Stated goal → The records below hold pictures; please leave those out and retype the rest exactly.

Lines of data
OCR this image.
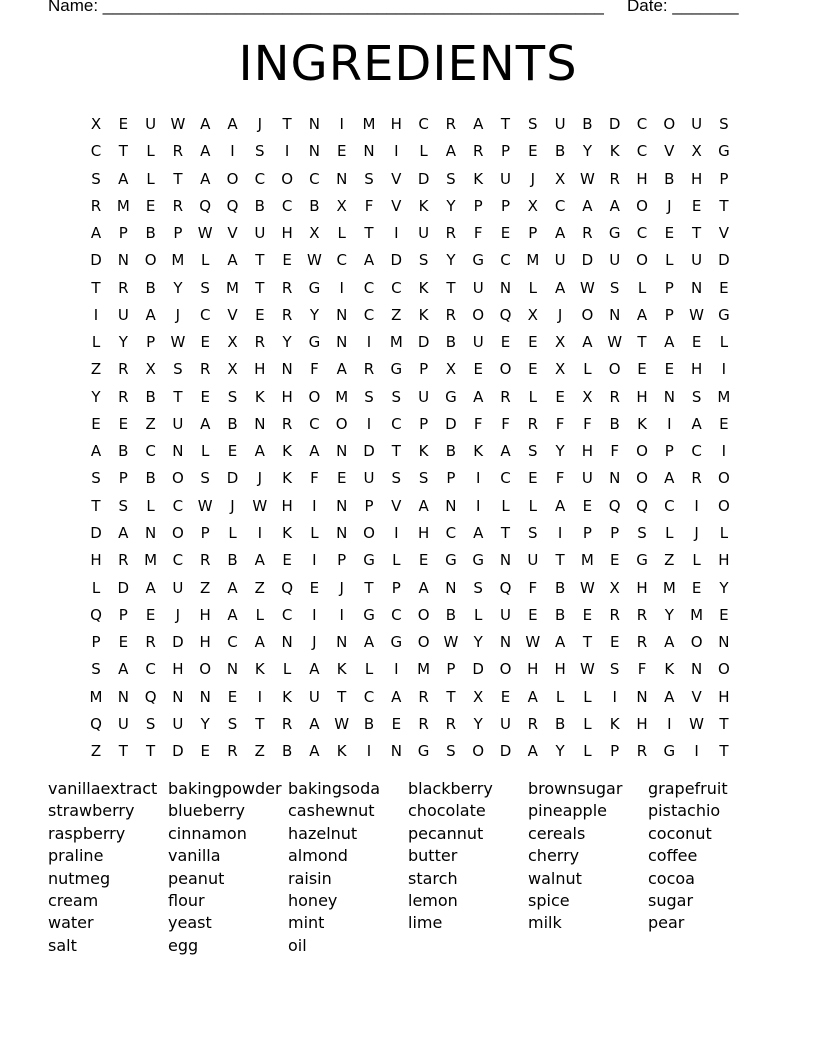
Name: _____________________________________________________ Date: _______
INGREDIENTS
X	E	U W A	A	J	T	N	I	M	H	C	R	A	T	S	U	B	D	C	O	U	S
C	T	L	R	A	I	S	I	N	E	N	I	L	A	R	P	E	B	Y	K	C	V	X	G
S	A	L	T	A	O	C	O	C	N	S	V	D	S	K	U	J	X W R	H	B	H	P
R	M	E	R	Q	Q	B	C	B	X	F	V	K	Y	P	P	X	C	A	A	O	J	E	T
A	P	B	P	W V	U	H	X	L	T	I	U	R	F	E	P	A	R	G	C	E	T	V
D	N	O M	L	A	T	E	W C	A	D	S	Y	G	C	M	U	D	U	O	L	U	D
T	R	B	Y	S	M	T	R	G	I	C	C	K	T	U	N	L	A W	S	L	P	N	E
I	U	A	J	C	V	E	R	Y	N	C	Z	K	R	O	Q	X	J	O	N	A	P	W G
L	Y	P	W	E	X	R	Y	G	N	I	M	D	B	U	E	E	X	A W	T	A	E	L
Z	R	X	S	R	X	H	N	F	A	R	G	P	X	E	O	E	X	L	O	E	E	H	I
Y	R	B	T	E	S	K	H	O M	S	S	U	G	A	R	L	E	X	R	H	N	S	M
E	E	Z	U	A	B	N	R	C	O	I	C	P	D	F	F	R	F	F	B	K	I	A	E
A	B	C	N	L	E	A	K	A	N	D	T	K	B	K	A	S	Y	H	F	O	P	C	I
S	P	B	O	S	D	J	K	F	E	U	S	S	P	I	C	E	F	U	N	O	A	R	O
T	S	L	C W	J	W H	I	N	P	V	A	N	I	L	L	A	E	Q	Q	C	I	O
D	A	N	O	P	L	I	K	L	N	O	I	H	C	A	T	S	I	P	P	S	L	J	L
H	R	M	C	R	B	A	E	I	P	G	L	E	G	G	N	U	T	M	E	G	Z	L	H
L	D	A	U	Z	A	Z	Q	E	J	T	P	A	N	S	Q	F	B W X	H	M	E	Y
Q	P	E	J	H	A	L	C	I	I	G	C	O	B	L	U	E	B	E	R	R	Y	M	E
P	E	R	D	H	C	A	N	J	N	A	G	O W	Y	N W A	T	E	R	A	O	N
S	A	C	H	O	N	K	L	A	K	L	I	M	P	D	O	H	H W	S	F	K	N	O
M	N	Q	N	N	E	I	K	U	T	C	A	R	T	X	E	A	L	L	I	N	A	V	H
Q	U	S	U	Y	S	T	R	A W B	E	R	R	Y	U	R	B	L	K	H	I	W	T
Z	T	T	D	E	R	Z	B	A	K	I	N	G	S	O	D	A	Y	L	P	R	G	I	T
vanillaextract
strawberry
raspberry
praline
nutmeg
cream
water
salt
bakingpowder
blueberry
cinnamon
vanilla
peanut
flour
yeast
egg
bakingsoda
cashewnut
hazelnut
almond
raisin
honey
mint
oil
blackberry
chocolate
pecannut
butter
starch
lemon
lime
brownsugar
pineapple
cereals
cherry
walnut
spice
milk
grapefruit
pistachio
coconut
coffee
cocoa
sugar
pear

Task result →
OCR this image.
Name: _____________________________________________________ Date: _______
INGREDIENTS
X	E	U W A	A	J	T	N	I	M	H	C	R	A	T	S	U	B	D	C	O	U	S
C	T	L	R	A	I	S	I	N	E	N	I	L	A	R	P	E	B	Y	K	C	V	X	G
S	A	L	T	A	O	C	O	C	N	S	V	D	S	K	U	J	X W R	H	B	H	P
R	M	E	R	Q	Q	B	C	B	X	F	V	K	Y	P	P	X	C	A	A	O	J	E	T
A	P	B	P	W V	U	H	X	L	T	I	U	R	F	E	P	A	R	G	C	E	T	V
D	N	O M	L	A	T	E	W C	A	D	S	Y	G	C	M	U	D	U	O	L	U	D
T	R	B	Y	S	M	T	R	G	I	C	C	K	T	U	N	L	A W	S	L	P	N	E
I	U	A	J	C	V	E	R	Y	N	C	Z	K	R	O	Q	X	J	O	N	A	P	W G
L	Y	P	W	E	X	R	Y	G	N	I	M	D	B	U	E	E	X	A W	T	A	E	L
Z	R	X	S	R	X	H	N	F	A	R	G	P	X	E	O	E	X	L	O	E	E	H	I
Y	R	B	T	E	S	K	H	O M	S	S	U	G	A	R	L	E	X	R	H	N	S	M
E	E	Z	U	A	B	N	R	C	O	I	C	P	D	F	F	R	F	F	B	K	I	A	E
A	B	C	N	L	E	A	K	A	N	D	T	K	B	K	A	S	Y	H	F	O	P	C	I
S	P	B	O	S	D	J	K	F	E	U	S	S	P	I	C	E	F	U	N	O	A	R	O
T	S	L	C W	J	W H	I	N	P	V	A	N	I	L	L	A	E	Q	Q	C	I	O
D	A	N	O	P	L	I	K	L	N	O	I	H	C	A	T	S	I	P	P	S	L	J	L
H	R	M	C	R	B	A	E	I	P	G	L	E	G	G	N	U	T	M	E	G	Z	L	H
L	D	A	U	Z	A	Z	Q	E	J	T	P	A	N	S	Q	F	B W X	H	M	E	Y
Q	P	E	J	H	A	L	C	I	I	G	C	O	B	L	U	E	B	E	R	R	Y	M	E
P	E	R	D	H	C	A	N	J	N	A	G	O W	Y	N W A	T	E	R	A	O	N
S	A	C	H	O	N	K	L	A	K	L	I	M	P	D	O	H	H W	S	F	K	N	O
M	N	Q	N	N	E	I	K	U	T	C	A	R	T	X	E	A	L	L	I	N	A	V	H
Q	U	S	U	Y	S	T	R	A W B	E	R	R	Y	U	R	B	L	K	H	I	W	T
Z	T	T	D	E	R	Z	B	A	K	I	N	G	S	O	D	A	Y	L	P	R	G	I	T
vanillaextract
strawberry
raspberry
praline
nutmeg
cream
water
salt
bakingpowder
blueberry
cinnamon
vanilla
peanut
flour
yeast
egg
bakingsoda
cashewnut
hazelnut
almond
raisin
honey
mint
oil
blackberry
chocolate
pecannut
butter
starch
lemon
lime
brownsugar
pineapple
cereals
cherry
walnut
spice
milk
grapefruit
pistachio
coconut
coffee
cocoa
sugar
pear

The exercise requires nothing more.